* begin Given entries *
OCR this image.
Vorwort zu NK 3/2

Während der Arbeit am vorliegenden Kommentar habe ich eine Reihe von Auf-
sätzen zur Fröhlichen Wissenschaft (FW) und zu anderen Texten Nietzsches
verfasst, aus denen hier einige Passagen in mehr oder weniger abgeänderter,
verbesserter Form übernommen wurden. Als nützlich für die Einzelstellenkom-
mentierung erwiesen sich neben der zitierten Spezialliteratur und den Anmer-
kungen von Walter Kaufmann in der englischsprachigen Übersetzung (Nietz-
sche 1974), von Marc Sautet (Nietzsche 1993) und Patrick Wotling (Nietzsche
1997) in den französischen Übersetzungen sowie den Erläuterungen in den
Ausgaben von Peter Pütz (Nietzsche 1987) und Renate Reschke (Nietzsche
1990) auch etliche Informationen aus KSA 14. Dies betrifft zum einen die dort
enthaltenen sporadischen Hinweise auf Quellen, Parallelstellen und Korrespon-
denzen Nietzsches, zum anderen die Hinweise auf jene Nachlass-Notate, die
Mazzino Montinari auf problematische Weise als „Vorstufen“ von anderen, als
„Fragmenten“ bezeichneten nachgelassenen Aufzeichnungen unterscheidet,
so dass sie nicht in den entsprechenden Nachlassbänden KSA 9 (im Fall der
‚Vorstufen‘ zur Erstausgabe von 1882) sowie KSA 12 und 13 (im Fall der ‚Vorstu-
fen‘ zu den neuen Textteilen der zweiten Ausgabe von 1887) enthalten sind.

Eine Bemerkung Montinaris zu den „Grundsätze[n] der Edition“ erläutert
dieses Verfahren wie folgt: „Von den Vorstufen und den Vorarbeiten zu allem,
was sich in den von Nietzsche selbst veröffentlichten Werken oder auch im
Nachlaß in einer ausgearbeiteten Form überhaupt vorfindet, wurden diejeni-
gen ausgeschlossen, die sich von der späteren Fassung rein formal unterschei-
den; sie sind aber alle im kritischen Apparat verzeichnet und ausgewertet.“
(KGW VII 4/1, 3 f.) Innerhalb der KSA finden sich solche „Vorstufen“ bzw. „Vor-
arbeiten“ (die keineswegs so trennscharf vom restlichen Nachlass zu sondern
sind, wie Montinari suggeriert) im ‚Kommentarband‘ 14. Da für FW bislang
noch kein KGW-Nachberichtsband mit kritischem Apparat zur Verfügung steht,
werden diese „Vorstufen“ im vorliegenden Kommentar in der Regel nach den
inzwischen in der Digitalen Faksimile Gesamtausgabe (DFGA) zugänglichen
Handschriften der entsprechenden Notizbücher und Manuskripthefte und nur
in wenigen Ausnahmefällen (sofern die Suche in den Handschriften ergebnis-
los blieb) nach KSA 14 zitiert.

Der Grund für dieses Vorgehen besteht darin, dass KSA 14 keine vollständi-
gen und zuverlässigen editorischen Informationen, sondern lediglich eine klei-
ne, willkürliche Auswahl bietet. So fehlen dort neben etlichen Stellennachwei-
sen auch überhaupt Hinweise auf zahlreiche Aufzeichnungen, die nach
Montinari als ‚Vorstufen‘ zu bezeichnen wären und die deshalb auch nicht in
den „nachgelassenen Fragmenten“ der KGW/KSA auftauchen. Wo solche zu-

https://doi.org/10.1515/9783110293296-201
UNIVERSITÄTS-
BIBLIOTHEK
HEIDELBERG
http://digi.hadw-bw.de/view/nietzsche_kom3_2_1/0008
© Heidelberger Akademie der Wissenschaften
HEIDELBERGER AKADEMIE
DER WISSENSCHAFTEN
* end Given entries *
* begin Given entries *
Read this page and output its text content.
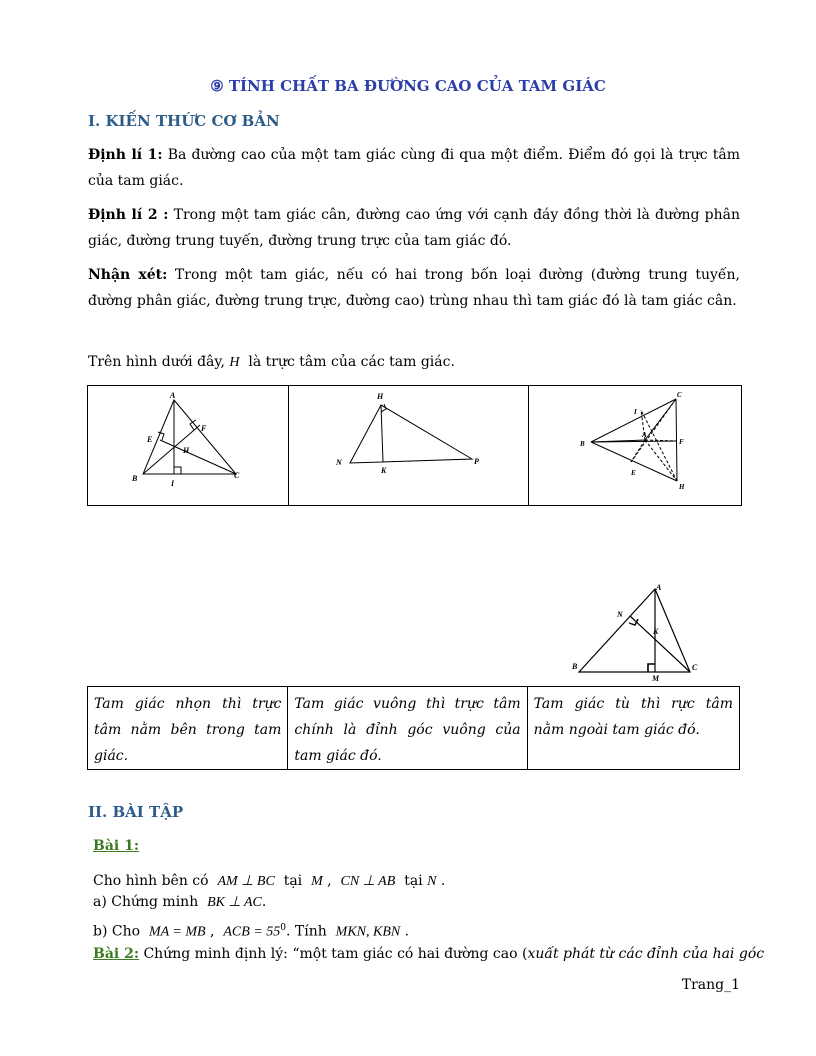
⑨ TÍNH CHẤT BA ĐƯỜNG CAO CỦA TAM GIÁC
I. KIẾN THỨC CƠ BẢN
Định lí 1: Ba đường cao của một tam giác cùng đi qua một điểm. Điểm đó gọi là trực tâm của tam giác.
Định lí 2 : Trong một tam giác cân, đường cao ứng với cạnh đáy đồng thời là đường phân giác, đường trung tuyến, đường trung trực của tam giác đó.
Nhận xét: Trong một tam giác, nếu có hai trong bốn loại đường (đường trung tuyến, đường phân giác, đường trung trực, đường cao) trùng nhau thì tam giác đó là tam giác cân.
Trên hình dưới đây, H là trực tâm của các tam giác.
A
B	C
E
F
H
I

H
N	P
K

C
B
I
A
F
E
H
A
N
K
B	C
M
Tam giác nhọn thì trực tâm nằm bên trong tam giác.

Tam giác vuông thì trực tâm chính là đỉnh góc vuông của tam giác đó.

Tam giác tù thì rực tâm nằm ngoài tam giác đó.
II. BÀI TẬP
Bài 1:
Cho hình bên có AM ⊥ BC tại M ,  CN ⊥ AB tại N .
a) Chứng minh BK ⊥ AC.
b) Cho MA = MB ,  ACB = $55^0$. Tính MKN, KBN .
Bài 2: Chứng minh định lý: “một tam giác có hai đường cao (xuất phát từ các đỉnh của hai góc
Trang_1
* end Given entries *
* begin Given entries *
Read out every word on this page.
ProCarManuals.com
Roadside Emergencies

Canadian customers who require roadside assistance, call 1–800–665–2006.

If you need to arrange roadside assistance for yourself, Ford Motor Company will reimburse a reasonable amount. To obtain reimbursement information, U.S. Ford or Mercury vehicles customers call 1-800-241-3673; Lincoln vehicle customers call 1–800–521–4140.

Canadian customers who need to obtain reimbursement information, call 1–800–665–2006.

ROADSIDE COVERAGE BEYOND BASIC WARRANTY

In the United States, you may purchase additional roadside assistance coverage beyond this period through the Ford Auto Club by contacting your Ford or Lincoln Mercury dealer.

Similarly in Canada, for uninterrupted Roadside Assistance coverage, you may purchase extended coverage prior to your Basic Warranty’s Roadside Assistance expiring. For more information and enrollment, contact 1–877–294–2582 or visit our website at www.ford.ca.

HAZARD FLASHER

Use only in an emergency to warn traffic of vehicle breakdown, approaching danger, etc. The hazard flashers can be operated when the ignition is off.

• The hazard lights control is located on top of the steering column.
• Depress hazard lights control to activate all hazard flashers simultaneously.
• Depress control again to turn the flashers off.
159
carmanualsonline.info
* end Given entries *
Copy all lines from the material that contain "control".

• The hazard lights control is located on top of the steering column.
• Depress hazard lights control to activate all hazard flashers simultaneously.
• Depress control again to turn the flashers off.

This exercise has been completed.